* [DATA PROVIDED]:
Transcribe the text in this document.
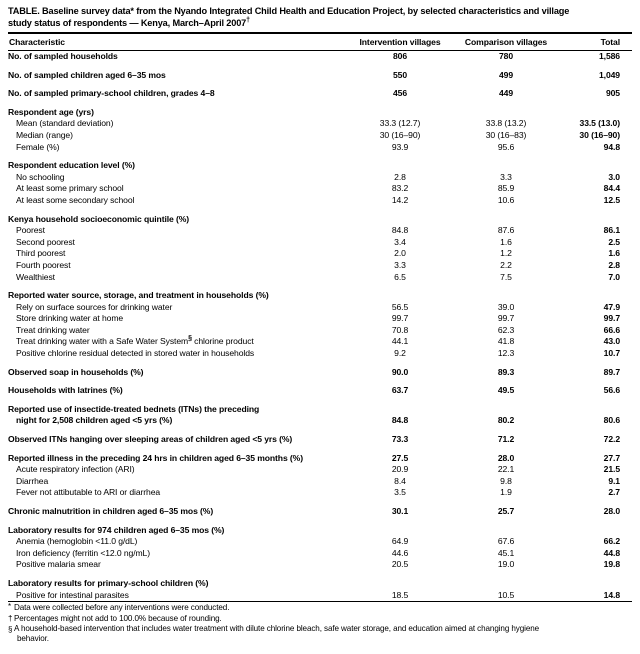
TABLE. Baseline survey data* from the Nyando Integrated Child Health and Education Project, by selected characteristics and village
study status of respondents — Kenya, March–April 2007†
Characteristic	Intervention villages	Comparison villages	Total
No. of sampled households	806	780	1,586

No. of sampled children aged 6–35 mos	550	499	1,049

No. of sampled primary-school children, grades 4–8	456	449	905

Respondent age (yrs)			
Mean (standard deviation)	33.3 (12.7)	33.8 (13.2)	33.5 (13.0)
Median (range)	30 (16–90)	30 (16–83)	30 (16–90)
Female (%)	93.9	95.6	94.8

Respondent education level (%)			
No schooling	2.8	3.3	3.0
At least some primary school	83.2	85.9	84.4
At least some secondary school	14.2	10.6	12.5

Kenya household socioeconomic quintile (%)			
Poorest	84.8	87.6	86.1
Second poorest	3.4	1.6	2.5
Third poorest	2.0	1.2	1.6
Fourth poorest	3.3	2.2	2.8
Wealthiest	6.5	7.5	7.0

Reported water source, storage, and treatment in households (%)			
Rely on surface sources for drinking water	56.5	39.0	47.9
Store drinking water at home	99.7	99.7	99.7
Treat drinking water	70.8	62.3	66.6
Treat drinking water with a Safe Water System§ chlorine product	44.1	41.8	43.0
Positive chlorine residual detected in stored water in households	9.2	12.3	10.7

Observed soap in households (%)	90.0	89.3	89.7

Households with latrines (%)	63.7	49.5	56.6

Reported use of insectide-treated bednets (ITNs) the preceding			
night for 2,508 children aged <5 yrs (%)	84.8	80.2	80.6

Observed ITNs hanging over sleeping areas of children aged <5 yrs (%)	73.3	71.2	72.2

Reported illness in the preceding 24 hrs in children aged 6–35 months (%)	27.5	28.0	27.7
Acute respiratory infection (ARI)	20.9	22.1	21.5
Diarrhea	8.4	9.8	9.1
Fever not attibutable to ARI or diarrhea	3.5	1.9	2.7

Chronic malnutrition in children aged 6–35 mos (%)	30.1	25.7	28.0

Laboratory results for 974 children aged 6–35 mos (%)			
Anemia (hemoglobin <11.0 g/dL)	64.9	67.6	66.2
Iron deficiency (ferritin <12.0 ng/mL)	44.6	45.1	44.8
Positive malaria smear	20.5	19.0	19.8

Laboratory results for primary-school children (%)			
Positive for intestinal parasites	18.5	10.5	14.8
* Data were collected before any interventions were conducted.
† Percentages might not add to 100.0% because of rounding.
§ A household-based intervention that includes water treatment with dilute chlorine bleach, safe water storage, and education aimed at changing hygiene
behavior.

* [DIRECTIONS]: Reproduce all the entries that precede this task, word for word, minus any pictures.

* [SOLUTION TO THE PROBLEM]:
Transcribe the text in this document.
TABLE. Baseline survey data* from the Nyando Integrated Child Health and Education Project, by selected characteristics and village
study status of respondents — Kenya, March–April 2007†
Characteristic	Intervention villages	Comparison villages	Total
No. of sampled households	806	780	1,586

No. of sampled children aged 6–35 mos	550	499	1,049

No. of sampled primary-school children, grades 4–8	456	449	905

Respondent age (yrs)			
Mean (standard deviation)	33.3 (12.7)	33.8 (13.2)	33.5 (13.0)
Median (range)	30 (16–90)	30 (16–83)	30 (16–90)
Female (%)	93.9	95.6	94.8

Respondent education level (%)			
No schooling	2.8	3.3	3.0
At least some primary school	83.2	85.9	84.4
At least some secondary school	14.2	10.6	12.5

Kenya household socioeconomic quintile (%)			
Poorest	84.8	87.6	86.1
Second poorest	3.4	1.6	2.5
Third poorest	2.0	1.2	1.6
Fourth poorest	3.3	2.2	2.8
Wealthiest	6.5	7.5	7.0

Reported water source, storage, and treatment in households (%)			
Rely on surface sources for drinking water	56.5	39.0	47.9
Store drinking water at home	99.7	99.7	99.7
Treat drinking water	70.8	62.3	66.6
Treat drinking water with a Safe Water System§ chlorine product	44.1	41.8	43.0
Positive chlorine residual detected in stored water in households	9.2	12.3	10.7

Observed soap in households (%)	90.0	89.3	89.7

Households with latrines (%)	63.7	49.5	56.6

Reported use of insectide-treated bednets (ITNs) the preceding			
night for 2,508 children aged <5 yrs (%)	84.8	80.2	80.6

Observed ITNs hanging over sleeping areas of children aged <5 yrs (%)	73.3	71.2	72.2

Reported illness in the preceding 24 hrs in children aged 6–35 months (%)	27.5	28.0	27.7
Acute respiratory infection (ARI)	20.9	22.1	21.5
Diarrhea	8.4	9.8	9.1
Fever not attibutable to ARI or diarrhea	3.5	1.9	2.7

Chronic malnutrition in children aged 6–35 mos (%)	30.1	25.7	28.0

Laboratory results for 974 children aged 6–35 mos (%)			
Anemia (hemoglobin <11.0 g/dL)	64.9	67.6	66.2
Iron deficiency (ferritin <12.0 ng/mL)	44.6	45.1	44.8
Positive malaria smear	20.5	19.0	19.8

Laboratory results for primary-school children (%)			
Positive for intestinal parasites	18.5	10.5	14.8
* Data were collected before any interventions were conducted.
† Percentages might not add to 100.0% because of rounding.
§ A household-based intervention that includes water treatment with dilute chlorine bleach, safe water storage, and education aimed at changing hygiene
behavior.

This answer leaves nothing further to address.